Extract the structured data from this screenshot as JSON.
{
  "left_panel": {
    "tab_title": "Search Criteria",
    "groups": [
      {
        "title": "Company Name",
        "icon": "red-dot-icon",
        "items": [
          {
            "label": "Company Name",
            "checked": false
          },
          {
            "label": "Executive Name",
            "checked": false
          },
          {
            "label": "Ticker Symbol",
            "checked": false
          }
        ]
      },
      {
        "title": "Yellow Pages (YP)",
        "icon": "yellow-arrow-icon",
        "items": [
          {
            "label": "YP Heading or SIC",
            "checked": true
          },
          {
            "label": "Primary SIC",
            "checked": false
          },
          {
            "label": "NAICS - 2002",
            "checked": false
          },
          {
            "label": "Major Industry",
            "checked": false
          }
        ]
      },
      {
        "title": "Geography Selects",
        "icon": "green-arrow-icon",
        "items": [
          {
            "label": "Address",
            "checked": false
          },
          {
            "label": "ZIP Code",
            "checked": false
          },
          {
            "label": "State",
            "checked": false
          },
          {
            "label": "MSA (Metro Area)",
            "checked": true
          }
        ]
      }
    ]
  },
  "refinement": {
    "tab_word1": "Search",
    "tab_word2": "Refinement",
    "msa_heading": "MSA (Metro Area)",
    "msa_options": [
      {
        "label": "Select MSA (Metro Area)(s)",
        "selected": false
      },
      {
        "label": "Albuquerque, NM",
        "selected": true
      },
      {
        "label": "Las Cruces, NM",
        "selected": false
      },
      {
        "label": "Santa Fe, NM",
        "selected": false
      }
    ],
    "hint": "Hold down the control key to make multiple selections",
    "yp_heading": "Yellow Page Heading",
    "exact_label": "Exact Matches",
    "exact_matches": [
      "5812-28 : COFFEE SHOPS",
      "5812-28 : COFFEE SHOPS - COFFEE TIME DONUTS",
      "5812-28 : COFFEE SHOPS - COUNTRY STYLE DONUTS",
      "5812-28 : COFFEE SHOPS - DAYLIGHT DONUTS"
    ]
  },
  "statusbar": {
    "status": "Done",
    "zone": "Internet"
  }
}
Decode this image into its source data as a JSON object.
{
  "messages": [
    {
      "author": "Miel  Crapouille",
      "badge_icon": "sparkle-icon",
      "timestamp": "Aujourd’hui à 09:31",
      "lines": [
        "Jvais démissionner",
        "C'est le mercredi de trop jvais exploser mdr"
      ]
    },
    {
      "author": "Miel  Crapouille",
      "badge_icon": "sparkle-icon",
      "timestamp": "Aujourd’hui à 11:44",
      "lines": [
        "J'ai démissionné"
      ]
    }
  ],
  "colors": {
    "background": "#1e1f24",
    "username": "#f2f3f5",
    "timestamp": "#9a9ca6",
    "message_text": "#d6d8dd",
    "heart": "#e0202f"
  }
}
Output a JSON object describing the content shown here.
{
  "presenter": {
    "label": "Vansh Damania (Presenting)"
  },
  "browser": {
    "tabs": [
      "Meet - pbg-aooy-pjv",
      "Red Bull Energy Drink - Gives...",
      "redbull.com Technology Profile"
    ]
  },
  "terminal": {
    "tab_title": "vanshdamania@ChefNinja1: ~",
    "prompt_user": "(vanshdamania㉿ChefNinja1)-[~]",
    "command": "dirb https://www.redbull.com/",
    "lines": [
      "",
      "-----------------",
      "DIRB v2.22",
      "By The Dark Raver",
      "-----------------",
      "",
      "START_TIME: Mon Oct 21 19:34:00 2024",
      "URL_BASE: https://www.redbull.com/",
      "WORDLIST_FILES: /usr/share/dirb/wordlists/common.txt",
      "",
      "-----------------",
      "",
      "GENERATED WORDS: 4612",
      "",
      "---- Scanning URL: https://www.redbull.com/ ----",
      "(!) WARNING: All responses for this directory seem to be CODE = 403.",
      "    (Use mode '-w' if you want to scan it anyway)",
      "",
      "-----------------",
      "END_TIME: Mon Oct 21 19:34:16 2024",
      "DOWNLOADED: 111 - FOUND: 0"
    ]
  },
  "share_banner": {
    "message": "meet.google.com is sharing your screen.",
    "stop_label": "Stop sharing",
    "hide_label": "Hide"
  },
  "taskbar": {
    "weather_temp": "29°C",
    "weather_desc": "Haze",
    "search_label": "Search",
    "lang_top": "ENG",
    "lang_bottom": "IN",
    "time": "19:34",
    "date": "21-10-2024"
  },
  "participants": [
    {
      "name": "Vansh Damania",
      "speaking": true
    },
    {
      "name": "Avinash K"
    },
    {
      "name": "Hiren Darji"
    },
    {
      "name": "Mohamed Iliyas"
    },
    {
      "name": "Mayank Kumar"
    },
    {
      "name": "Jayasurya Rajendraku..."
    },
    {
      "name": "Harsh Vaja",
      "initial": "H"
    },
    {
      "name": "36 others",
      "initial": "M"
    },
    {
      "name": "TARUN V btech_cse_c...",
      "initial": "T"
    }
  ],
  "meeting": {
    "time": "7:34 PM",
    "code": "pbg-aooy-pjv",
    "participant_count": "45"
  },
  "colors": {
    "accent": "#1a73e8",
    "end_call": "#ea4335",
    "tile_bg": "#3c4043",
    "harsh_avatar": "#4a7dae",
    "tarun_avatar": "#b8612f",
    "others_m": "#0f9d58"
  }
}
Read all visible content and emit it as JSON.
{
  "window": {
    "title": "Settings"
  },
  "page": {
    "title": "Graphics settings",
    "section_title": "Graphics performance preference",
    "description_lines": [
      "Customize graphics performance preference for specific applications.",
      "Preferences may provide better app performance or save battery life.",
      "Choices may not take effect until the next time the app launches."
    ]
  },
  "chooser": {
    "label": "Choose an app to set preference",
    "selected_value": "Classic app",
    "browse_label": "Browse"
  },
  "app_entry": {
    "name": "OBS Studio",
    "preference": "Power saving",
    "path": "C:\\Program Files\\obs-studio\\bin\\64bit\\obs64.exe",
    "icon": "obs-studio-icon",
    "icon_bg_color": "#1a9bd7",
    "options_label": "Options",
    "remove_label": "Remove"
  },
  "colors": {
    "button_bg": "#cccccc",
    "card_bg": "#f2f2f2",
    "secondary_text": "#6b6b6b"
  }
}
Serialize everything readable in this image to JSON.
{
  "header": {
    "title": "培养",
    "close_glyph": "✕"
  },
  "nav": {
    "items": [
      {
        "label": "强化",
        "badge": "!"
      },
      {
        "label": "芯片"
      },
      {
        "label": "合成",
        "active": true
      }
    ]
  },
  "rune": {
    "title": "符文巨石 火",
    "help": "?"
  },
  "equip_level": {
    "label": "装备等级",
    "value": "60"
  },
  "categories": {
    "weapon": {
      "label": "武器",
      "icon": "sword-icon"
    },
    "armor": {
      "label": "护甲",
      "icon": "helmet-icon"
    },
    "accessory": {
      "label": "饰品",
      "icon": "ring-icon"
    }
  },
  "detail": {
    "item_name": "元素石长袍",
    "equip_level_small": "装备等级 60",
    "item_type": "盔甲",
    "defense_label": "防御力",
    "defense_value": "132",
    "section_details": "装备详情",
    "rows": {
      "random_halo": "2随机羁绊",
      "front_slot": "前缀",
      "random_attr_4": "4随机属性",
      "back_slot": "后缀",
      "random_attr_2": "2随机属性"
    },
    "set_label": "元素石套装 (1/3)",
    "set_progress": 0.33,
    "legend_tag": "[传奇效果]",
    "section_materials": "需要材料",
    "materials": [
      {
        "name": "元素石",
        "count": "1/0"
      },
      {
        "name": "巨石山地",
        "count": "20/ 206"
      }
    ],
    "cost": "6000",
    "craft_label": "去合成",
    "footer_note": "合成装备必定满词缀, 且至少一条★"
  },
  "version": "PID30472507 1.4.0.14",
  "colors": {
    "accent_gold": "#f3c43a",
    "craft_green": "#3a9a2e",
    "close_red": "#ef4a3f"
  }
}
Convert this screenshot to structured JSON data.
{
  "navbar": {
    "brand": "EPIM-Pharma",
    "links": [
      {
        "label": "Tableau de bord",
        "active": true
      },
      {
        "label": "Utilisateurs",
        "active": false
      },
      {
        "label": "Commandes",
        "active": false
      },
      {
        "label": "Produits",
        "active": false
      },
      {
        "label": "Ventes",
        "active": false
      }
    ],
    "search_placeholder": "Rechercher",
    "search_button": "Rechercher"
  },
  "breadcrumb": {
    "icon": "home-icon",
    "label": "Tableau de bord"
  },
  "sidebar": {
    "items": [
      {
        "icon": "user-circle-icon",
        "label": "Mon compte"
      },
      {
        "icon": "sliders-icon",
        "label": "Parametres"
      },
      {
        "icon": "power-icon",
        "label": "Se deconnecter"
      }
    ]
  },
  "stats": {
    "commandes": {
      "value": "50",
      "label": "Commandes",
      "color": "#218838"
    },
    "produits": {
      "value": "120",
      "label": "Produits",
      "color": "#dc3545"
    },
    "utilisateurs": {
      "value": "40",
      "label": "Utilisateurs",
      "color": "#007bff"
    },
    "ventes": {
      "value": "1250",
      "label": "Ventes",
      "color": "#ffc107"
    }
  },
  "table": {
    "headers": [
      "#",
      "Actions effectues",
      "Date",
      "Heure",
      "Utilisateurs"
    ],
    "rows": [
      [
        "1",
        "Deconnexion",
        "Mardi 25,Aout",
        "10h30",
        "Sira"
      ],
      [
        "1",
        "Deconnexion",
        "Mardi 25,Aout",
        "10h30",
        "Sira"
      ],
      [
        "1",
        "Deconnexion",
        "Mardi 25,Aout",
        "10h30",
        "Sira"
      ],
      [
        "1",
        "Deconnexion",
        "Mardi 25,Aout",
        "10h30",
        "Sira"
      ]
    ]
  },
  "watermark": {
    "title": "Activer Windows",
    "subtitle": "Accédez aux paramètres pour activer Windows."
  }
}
============================================================
**EXERCISE GOAL**. Across the material above, count every line holding "装备等级" and write down only the number.

**FULL ANSWER**. 2